• Exercise task: Which lines in the material below contain the word "loop"? Copy each of them.

^^^^^^^^^^^^^^^^

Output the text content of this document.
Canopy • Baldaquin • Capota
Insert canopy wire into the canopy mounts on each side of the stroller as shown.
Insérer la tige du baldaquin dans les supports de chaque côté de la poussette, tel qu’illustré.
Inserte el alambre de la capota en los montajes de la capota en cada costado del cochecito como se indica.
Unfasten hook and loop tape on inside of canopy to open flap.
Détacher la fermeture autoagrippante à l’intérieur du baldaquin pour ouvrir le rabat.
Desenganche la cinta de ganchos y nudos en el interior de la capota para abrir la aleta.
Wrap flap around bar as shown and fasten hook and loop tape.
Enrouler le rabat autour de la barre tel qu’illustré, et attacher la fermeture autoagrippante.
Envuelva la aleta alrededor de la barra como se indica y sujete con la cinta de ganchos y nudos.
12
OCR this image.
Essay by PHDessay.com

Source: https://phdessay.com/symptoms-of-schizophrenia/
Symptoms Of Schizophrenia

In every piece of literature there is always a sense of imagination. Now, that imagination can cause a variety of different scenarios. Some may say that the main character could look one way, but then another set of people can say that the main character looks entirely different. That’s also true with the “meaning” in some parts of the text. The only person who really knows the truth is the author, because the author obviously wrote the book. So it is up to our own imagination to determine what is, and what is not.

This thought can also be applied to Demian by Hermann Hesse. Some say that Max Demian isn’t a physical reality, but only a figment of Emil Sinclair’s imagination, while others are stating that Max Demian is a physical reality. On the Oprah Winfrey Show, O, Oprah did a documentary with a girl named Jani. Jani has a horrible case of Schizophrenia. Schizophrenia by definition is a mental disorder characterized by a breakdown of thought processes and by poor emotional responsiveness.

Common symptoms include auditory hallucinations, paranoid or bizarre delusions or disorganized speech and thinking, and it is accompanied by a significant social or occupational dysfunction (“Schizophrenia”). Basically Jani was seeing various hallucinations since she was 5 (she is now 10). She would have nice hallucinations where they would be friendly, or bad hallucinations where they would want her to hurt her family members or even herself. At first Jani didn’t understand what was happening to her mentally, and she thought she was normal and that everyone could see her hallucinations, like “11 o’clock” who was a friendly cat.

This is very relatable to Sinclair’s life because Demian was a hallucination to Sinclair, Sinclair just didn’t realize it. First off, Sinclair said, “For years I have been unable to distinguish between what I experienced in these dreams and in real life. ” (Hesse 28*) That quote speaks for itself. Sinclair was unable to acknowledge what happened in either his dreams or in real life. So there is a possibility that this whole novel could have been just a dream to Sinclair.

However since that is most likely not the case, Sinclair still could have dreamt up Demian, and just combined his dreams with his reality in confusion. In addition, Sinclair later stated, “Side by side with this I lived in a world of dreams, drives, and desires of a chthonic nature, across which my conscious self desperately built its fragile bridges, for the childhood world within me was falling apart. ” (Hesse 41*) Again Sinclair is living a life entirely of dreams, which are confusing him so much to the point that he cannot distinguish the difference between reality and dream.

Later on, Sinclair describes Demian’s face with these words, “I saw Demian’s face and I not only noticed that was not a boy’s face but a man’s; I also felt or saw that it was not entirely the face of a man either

^^^^^^^^^^^^^^^^

• Full output:
Unfasten hook and loop tape on inside of canopy to open flap.
Wrap flap around bar as shown and fasten hook and loop tape.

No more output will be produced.